Brief:
Without including any pictures, write out the listing below exactly.

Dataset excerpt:
● ● ●

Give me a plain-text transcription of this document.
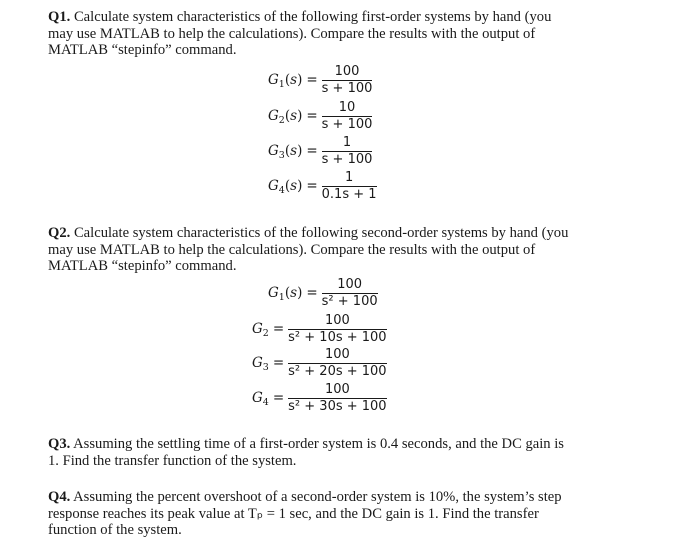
Q1. Calculate system characteristics of the following first-order systems by hand (you
may use MATLAB to help the calculations). Compare the results with the output of
MATLAB “stepinfo” command.
$G_1(s) = \frac{100}{s + 100}$
$G_2(s) = \frac{10}{s + 100}$
$G_3(s) = \frac{1}{s + 100}$
$G_4(s) = \frac{1}{0.1s + 1}$
Q2. Calculate system characteristics of the following second-order systems by hand (you
may use MATLAB to help the calculations). Compare the results with the output of
MATLAB “stepinfo” command.
$G_1(s) = \frac{100}{\text{s² + 100}}$
$G_2 = \frac{100}{\text{s² + 10s + 100}}$
$G_3 = \frac{100}{\text{s² + 20s + 100}}$
$G_4 = \frac{100}{\text{s² + 30s + 100}}$
Q3. Assuming the settling time of a first-order system is 0.4 seconds, and the DC gain is
1. Find the transfer function of the system.
Q4. Assuming the percent overshoot of a second-order system is 10%, the system’s step
response reaches its peak value at Tₚ = 1 sec, and the DC gain is 1. Find the transfer
function of the system.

● ● ●

Reply:
Give me a plain-text transcription of this document.
Q1. Calculate system characteristics of the following first-order systems by hand (you
may use MATLAB to help the calculations). Compare the results with the output of
MATLAB “stepinfo” command.
$G_1(s) = \frac{100}{s + 100}$
$G_2(s) = \frac{10}{s + 100}$
$G_3(s) = \frac{1}{s + 100}$
$G_4(s) = \frac{1}{0.1s + 1}$
Q2. Calculate system characteristics of the following second-order systems by hand (you
may use MATLAB to help the calculations). Compare the results with the output of
MATLAB “stepinfo” command.
$G_1(s) = \frac{100}{\text{s² + 100}}$
$G_2 = \frac{100}{\text{s² + 10s + 100}}$
$G_3 = \frac{100}{\text{s² + 20s + 100}}$
$G_4 = \frac{100}{\text{s² + 30s + 100}}$
Q3. Assuming the settling time of a first-order system is 0.4 seconds, and the DC gain is
1. Find the transfer function of the system.
Q4. Assuming the percent overshoot of a second-order system is 10%, the system’s step
response reaches its peak value at Tₚ = 1 sec, and the DC gain is 1. Find the transfer
function of the system.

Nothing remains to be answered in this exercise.